Miranda Ballentine, Air Force Assistant Secretary for Installations, the Environment and Energy, said the U.S. Air Force has over 5,000 aircraft, more than all the airlines in the United States — yet she never mentioned how many gallons of jet fuel are used by these aircraft, nor how many people, animals and cultural sites the aircraft have bombed.
To give one some idea of the scale of the footprint of U.S. military bases, Ballentine said Air Force has over 160 installations, including 70 major installation covering over 9 million square miles of land, larger than the country of Switzerland, plus 200 miles of coastland.
Incredibly, Ballentine said that due to commercial development around military bases, military bases have become “islands of conservation” — conservation takes place inside the protected base while there are larger conservation issues outside the fence lines of the bases.
Adding to the mammoth size of the military base footprint, Dr. Christine Altendorf, the regional director of the U.S. Army’s Installation Management Command of the Pacific, said U.S. Army bases have 12.4 million acres of land, including 1.3 million acres of wetlands, 82,605 archeological sites, 58,887 National Historical Landmarks and 223 endangered species on 118 installations.
The U.S. Navy’s briefer, a Navy Commander, added to the inventory of military equipment, saying the Navy has 3,700 aircraft; 276 ships, including 10 aircraft carriers; 72 submarines. Seventy naval installations in the United States have 4 million acres of land and 500 miles of coastline. The Navy presenter said the Navy has never heard of a marine mammal that has been harmed by U.S. Naval vessels or acoustic experiments in the past ten years.
Only One Question
At the end of the three presentations, there was time for only one question — and luckily, my intense hand waving paid off and I got to ask: “How can you conserve nature when you are bombing nature in wars of choice around the world, practicing military operations in areas that have endangered species like on the islands of Oahu, Big Island of Hawaii, Pagan, Tinian, Okinawa and bombing islands into wastelands like the Hawaiian island of Koho’olawe and the Puerto Rican island of Vieques and now you want to use the North Marianas ‘Pagan’ Island as a bombing target. And how does the construction of the new South Korean naval base in pristine marine areas of Jeju Island that will be used by the U.S. Navy and the proposed construction at Henoko of the runways into the pristine Oura Bay in Okinawa fit into conservation of nature?”
Interestingly, in the large audience of approximately 100 people, not one of them applauded the question indicating that either audience was composed primarily of Department of Defense employees, or that the conservationists are uneasy about confronting the U.S. government and particularly the U.S. military about its responsibility for its large role in the destruction of much of the planet’s environment.
The Navy representative was the only person to respond to my question. He reiterated the national security necessity for military exercises to practice to “defend peace around the world.” To his credit, he acknowledged the role the public has in commenting on the possible impact of military exercises. He said that over 32,000 comments from the public have been made on the Environmental Impact Assessment (EIA) of the possibility of artillery firing and aircraft bombing of the Northern Marianas island of Tinian — that has only 2,300 inhabitants.

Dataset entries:
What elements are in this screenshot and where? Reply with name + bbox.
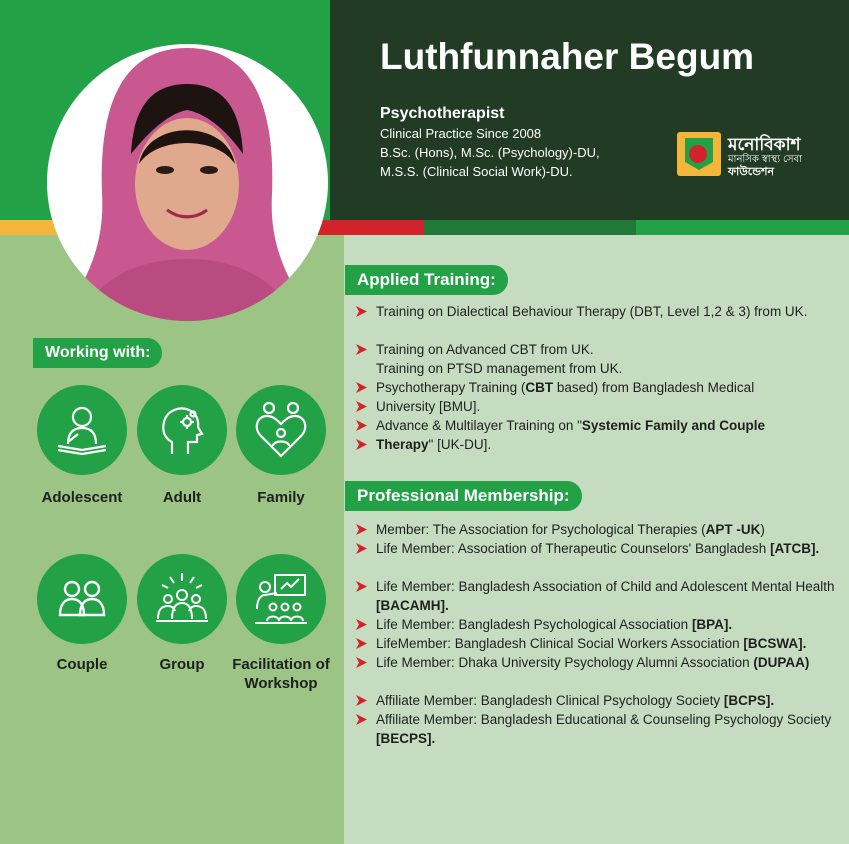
membership-text: Affiliate Member: Bangladesh Clinical Psychology Society [BCPS]. — [376, 693, 775, 708]
bullet-arrow-icon — [356, 401, 367, 412]
working-label-adolescent: Adolescent — [41, 489, 123, 506]
professional-membership-heading: Professional Membership: — [345, 481, 582, 511]
family-heart-icon — [236, 385, 326, 475]
workshop-presentation-icon — [236, 554, 326, 644]
bullet-arrow-icon — [356, 306, 367, 317]
stripe-dark-green — [424, 220, 636, 235]
training-text: Training on Dialectical Behaviour Therapy (DBT, Level 1,2 & 3) from UK. — [376, 304, 808, 319]
membership-text: Life Member: Dhaka University Psychology Alumni Association (DUPAA) — [376, 655, 810, 670]
bullet-arrow-icon — [356, 344, 367, 355]
profile-role: Psychotherapist — [380, 105, 505, 122]
membership-text: Member: The Association for Psychological Therapies (APT -UK) — [376, 522, 765, 537]
membership-text: Affiliate Member: Bangladesh Educational & Counseling Psychology Society [BECPS]. — [376, 712, 832, 746]
training-text: Advance & Multilayer Training on "Systemic Family and Couple — [376, 418, 765, 433]
working-label-couple: Couple — [56, 656, 108, 673]
stripe-yellow — [0, 220, 60, 235]
logo-line-2: মানসিক স্বাস্থ্য সেবা — [728, 154, 803, 165]
working-label-group: Group — [159, 656, 205, 673]
credential-line-3: M.S.S. (Clinical Social Work)-DU. — [380, 164, 573, 179]
profile-photo — [47, 44, 328, 321]
bullet-arrow-icon — [356, 619, 367, 630]
left-panel — [0, 235, 344, 844]
bullet-arrow-icon — [356, 524, 367, 535]
bullet-arrow-icon — [356, 638, 367, 649]
logo-line-3: ফাউন্ডেশন — [728, 166, 775, 178]
membership-text: Life Member: Bangladesh Association of Child and Adolescent Mental Health [BACAMH]. — [376, 579, 835, 613]
bullet-arrow-icon — [356, 420, 367, 431]
couple-icon — [37, 554, 127, 644]
adolescent-reading-icon — [37, 385, 127, 475]
training-text: Psychotherapy Training (CBT based) from Bangladesh Medical — [376, 380, 755, 395]
working-label-workshop: Facilitation of Workshop — [232, 656, 330, 692]
training-text: University [BMU]. — [376, 399, 481, 414]
bullet-arrow-icon — [356, 714, 367, 725]
bullet-arrow-icon — [356, 657, 367, 668]
working-with-heading: Working with: — [33, 338, 162, 368]
stripe-green — [636, 220, 849, 235]
bullet-arrow-icon — [356, 581, 367, 592]
membership-text: Life Member: Association of Therapeutic Counselors' Bangladesh [ATCB]. — [376, 541, 820, 556]
membership-text: LifeMember: Bangladesh Clinical Social Workers Association [BCSWA]. — [376, 636, 807, 651]
bullet-arrow-icon — [356, 439, 367, 450]
profile-name: Luthfunnaher Begum — [380, 36, 755, 77]
training-text: Training on PTSD management from UK. — [376, 361, 623, 376]
stripe-red — [318, 220, 424, 235]
bullet-arrow-icon — [356, 543, 367, 554]
applied-training-heading: Applied Training: — [345, 265, 508, 295]
training-text: Training on Advanced CBT from UK. — [376, 342, 594, 357]
logo-line-1: মনোবিকাশ — [728, 135, 801, 154]
credential-line-2: B.Sc. (Hons), M.Sc. (Psychology)-DU, — [380, 145, 600, 160]
adult-head-gears-icon — [137, 385, 227, 475]
working-label-adult: Adult — [162, 489, 202, 506]
bullet-arrow-icon — [356, 695, 367, 706]
bullet-arrow-icon — [356, 382, 367, 393]
group-icon — [137, 554, 227, 644]
credential-line-1: Clinical Practice Since 2008 — [380, 126, 542, 141]
training-text: Therapy" [UK-DU]. — [376, 437, 492, 452]
membership-text: Life Member: Bangladesh Psychological Association [BPA]. — [376, 617, 733, 632]
working-label-family: Family — [257, 489, 305, 506]
moner-bondhu-logo-icon — [677, 132, 721, 176]
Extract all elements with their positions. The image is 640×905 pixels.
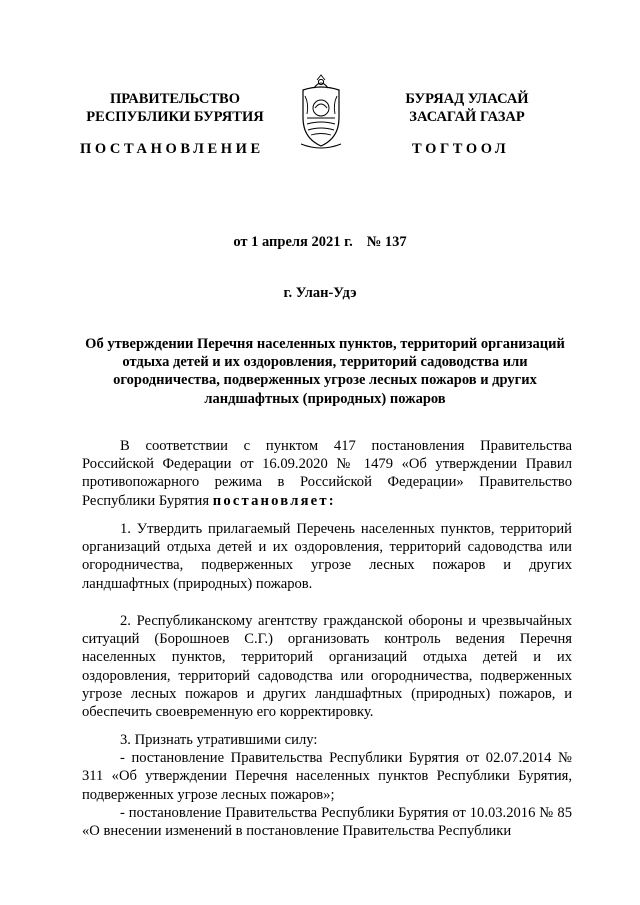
city: г. Улан-Удэ: [283, 285, 357, 301]
doc-type-russian: ПОСТАНОВЛЕНИЕ: [80, 141, 264, 157]
gov-bua-line-2: ЗАСАГАЙ ГАЗАР: [409, 109, 525, 125]
date-number-line: [0, 234, 640, 251]
intro-text: В соответствии с пунктом 417 постановления Правительства Российской Федерации от 16.09.2020 № 1479 «Об утверждении Правил противопожарного режима в Российской Федерации» Правительство Республики Бурятия: [82, 438, 572, 509]
coat-of-arms-emblem-icon: [299, 74, 343, 152]
gov-ru-line-2: РЕСПУБЛИКИ БУРЯТИЯ: [86, 109, 264, 125]
item-3-paragraph: [82, 731, 572, 840]
doc-number: № 137: [366, 234, 407, 250]
item-3-sub-1: - постановление Правительства Республики Бурятия от 02.07.2014 № 311 «Об утверждении Перечня населенных пунктов Республики Бурятия, подверженных угрозе лесных пожаров»;: [82, 750, 572, 803]
government-name-buryat: [372, 90, 562, 126]
document-title: Об утверждении Перечня населенных пунктов, территорий организаций отдыха детей и их оздоровления, территорий садоводства или огородничества, подверженных угрозе лесных пожаров и других ландшафтных (природных) пожаров: [85, 336, 565, 407]
intro-paragraph: [82, 437, 572, 510]
item-3-sub-2: - постановление Правительства Республики Бурятия от 10.03.2016 № 85 «О внесении изменений в постановление Правительства Республики: [82, 804, 572, 840]
intro-keyword: постановляет:: [212, 492, 336, 509]
gov-bua-line-1: БУРЯАД УЛАСАЙ: [405, 91, 529, 107]
doc-date: от 1 апреля 2021 г.: [233, 234, 353, 250]
gov-ru-line-1: ПРАВИТЕЛЬСТВО: [110, 91, 240, 107]
doc-type-buryat: ТОГТООЛ: [412, 141, 510, 157]
item-2-paragraph: 2. Республиканскому агентству гражданской обороны и чрезвычайных ситуаций (Борошноев С.Г.) организовать контроль ведения Перечня населенных пунктов, территорий организаций отдыха детей и их оздоровления, территорий садоводства или огородничества, подверженных угрозе лесных пожаров и других ландшафтных (природных) пожаров, и обеспечить своевременную его корректировку.: [82, 613, 572, 721]
government-name-russian: [80, 90, 270, 126]
item-1-paragraph: 1. Утвердить прилагаемый Перечень населенных пунктов, территорий организаций отдыха детей и их оздоровления, территорий садоводства или огородничества, подверженных угрозе лесных пожаров и других ландшафтных (природных) пожаров.: [82, 521, 572, 592]
item-3-heading: 3. Признать утратившими силу:: [120, 732, 318, 748]
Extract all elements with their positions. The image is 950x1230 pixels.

### What this exercise asks
(a) In the passage on military bases and conservation, how many public comments does the Navy representative say were made on the Environmental Impact Assessment for Tinian?
(b) Carry on the passage on military bases and conservation, starting after its final sentence.

### Outputs
(a) Over 32,000.

(b)
Despite all odds, someone in Hawaii was able to get an exhibit of photographs of the cleanup of Koho’olawe placed on the third floor of the Hawaii Convention Center. There was no sign announcing the exhibition, just a series of photos with some explanation. In five days of attending the conference, I observed that 95 percent of the conference attendees who walked past the exhibition did not stop to look at it – until I stopped them and explained what it was about. Then, they were very interested.
A crater that was created on the Hawaiian island of Koho’olawe from massive explosions of TNT in 1965. (Photo from Hawaii Archive)
From 1941 to 1990, the island of Koho’olawe was used as a bombing range for U.S. military aircraft and naval vessels. One photograph in the exhibition showed the crater called “Sailor’s Hat” which was made by several massive explosions of TNT in 1965 to recreate and study the effects of large explosions on nearby ships and personnel to simulate in some manner the effects of a nuclear explosion. The crater affected the island’s fresh water aquifer and now no artesian water remains on the island.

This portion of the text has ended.